▶ **Exercise requirements**: Reproduce the data in its entirety, exactly as supplied.

Extracts from a graphics dataset:
········

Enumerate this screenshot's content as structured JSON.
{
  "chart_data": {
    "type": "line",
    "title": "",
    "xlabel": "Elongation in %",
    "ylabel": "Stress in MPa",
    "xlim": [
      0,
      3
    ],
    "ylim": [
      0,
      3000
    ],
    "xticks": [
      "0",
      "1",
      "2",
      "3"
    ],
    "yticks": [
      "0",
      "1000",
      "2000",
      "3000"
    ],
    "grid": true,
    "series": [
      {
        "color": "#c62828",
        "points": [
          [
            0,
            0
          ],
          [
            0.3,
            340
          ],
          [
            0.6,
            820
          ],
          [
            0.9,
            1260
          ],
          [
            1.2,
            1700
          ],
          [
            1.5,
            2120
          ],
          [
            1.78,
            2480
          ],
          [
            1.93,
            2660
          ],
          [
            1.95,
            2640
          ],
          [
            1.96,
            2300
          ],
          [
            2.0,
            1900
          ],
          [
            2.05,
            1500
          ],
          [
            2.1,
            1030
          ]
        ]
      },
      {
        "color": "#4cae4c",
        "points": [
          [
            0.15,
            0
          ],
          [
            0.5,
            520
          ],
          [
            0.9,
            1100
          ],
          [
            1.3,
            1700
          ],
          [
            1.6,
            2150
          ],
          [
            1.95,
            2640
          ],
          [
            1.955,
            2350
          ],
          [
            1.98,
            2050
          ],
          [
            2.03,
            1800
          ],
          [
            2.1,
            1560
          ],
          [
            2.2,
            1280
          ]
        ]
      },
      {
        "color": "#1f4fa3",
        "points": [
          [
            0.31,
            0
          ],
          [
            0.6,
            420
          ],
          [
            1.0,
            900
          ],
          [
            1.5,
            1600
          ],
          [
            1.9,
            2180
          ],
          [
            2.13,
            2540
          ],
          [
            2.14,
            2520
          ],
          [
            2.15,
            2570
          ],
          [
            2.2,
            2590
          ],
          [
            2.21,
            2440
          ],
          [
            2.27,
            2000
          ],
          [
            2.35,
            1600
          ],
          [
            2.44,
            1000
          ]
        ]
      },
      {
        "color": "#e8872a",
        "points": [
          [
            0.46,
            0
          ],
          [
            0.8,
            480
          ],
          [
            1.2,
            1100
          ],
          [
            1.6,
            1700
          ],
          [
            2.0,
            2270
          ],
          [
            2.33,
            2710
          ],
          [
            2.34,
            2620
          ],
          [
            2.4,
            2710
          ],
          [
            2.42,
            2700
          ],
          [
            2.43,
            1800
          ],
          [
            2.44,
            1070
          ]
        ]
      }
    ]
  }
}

········

▶ **In response**:
Enumerate this screenshot's content as structured JSON.
{
  "chart_data": {
    "type": "line",
    "title": "",
    "xlabel": "Elongation in %",
    "ylabel": "Stress in MPa",
    "xlim": [
      0,
      3
    ],
    "ylim": [
      0,
      3000
    ],
    "xticks": [
      "0",
      "1",
      "2",
      "3"
    ],
    "yticks": [
      "0",
      "1000",
      "2000",
      "3000"
    ],
    "grid": true,
    "series": [
      {
        "color": "#c62828",
        "points": [
          [
            0,
            0
          ],
          [
            0.3,
            340
          ],
          [
            0.6,
            820
          ],
          [
            0.9,
            1260
          ],
          [
            1.2,
            1700
          ],
          [
            1.5,
            2120
          ],
          [
            1.78,
            2480
          ],
          [
            1.93,
            2660
          ],
          [
            1.95,
            2640
          ],
          [
            1.96,
            2300
          ],
          [
            2.0,
            1900
          ],
          [
            2.05,
            1500
          ],
          [
            2.1,
            1030
          ]
        ]
      },
      {
        "color": "#4cae4c",
        "points": [
          [
            0.15,
            0
          ],
          [
            0.5,
            520
          ],
          [
            0.9,
            1100
          ],
          [
            1.3,
            1700
          ],
          [
            1.6,
            2150
          ],
          [
            1.95,
            2640
          ],
          [
            1.955,
            2350
          ],
          [
            1.98,
            2050
          ],
          [
            2.03,
            1800
          ],
          [
            2.1,
            1560
          ],
          [
            2.2,
            1280
          ]
        ]
      },
      {
        "color": "#1f4fa3",
        "points": [
          [
            0.31,
            0
          ],
          [
            0.6,
            420
          ],
          [
            1.0,
            900
          ],
          [
            1.5,
            1600
          ],
          [
            1.9,
            2180
          ],
          [
            2.13,
            2540
          ],
          [
            2.14,
            2520
          ],
          [
            2.15,
            2570
          ],
          [
            2.2,
            2590
          ],
          [
            2.21,
            2440
          ],
          [
            2.27,
            2000
          ],
          [
            2.35,
            1600
          ],
          [
            2.44,
            1000
          ]
        ]
      },
      {
        "color": "#e8872a",
        "points": [
          [
            0.46,
            0
          ],
          [
            0.8,
            480
          ],
          [
            1.2,
            1100
          ],
          [
            1.6,
            1700
          ],
          [
            2.0,
            2270
          ],
          [
            2.33,
            2710
          ],
          [
            2.34,
            2620
          ],
          [
            2.4,
            2710
          ],
          [
            2.42,
            2700
          ],
          [
            2.43,
            1800
          ],
          [
            2.44,
            1070
          ]
        ]
      }
    ]
  }
}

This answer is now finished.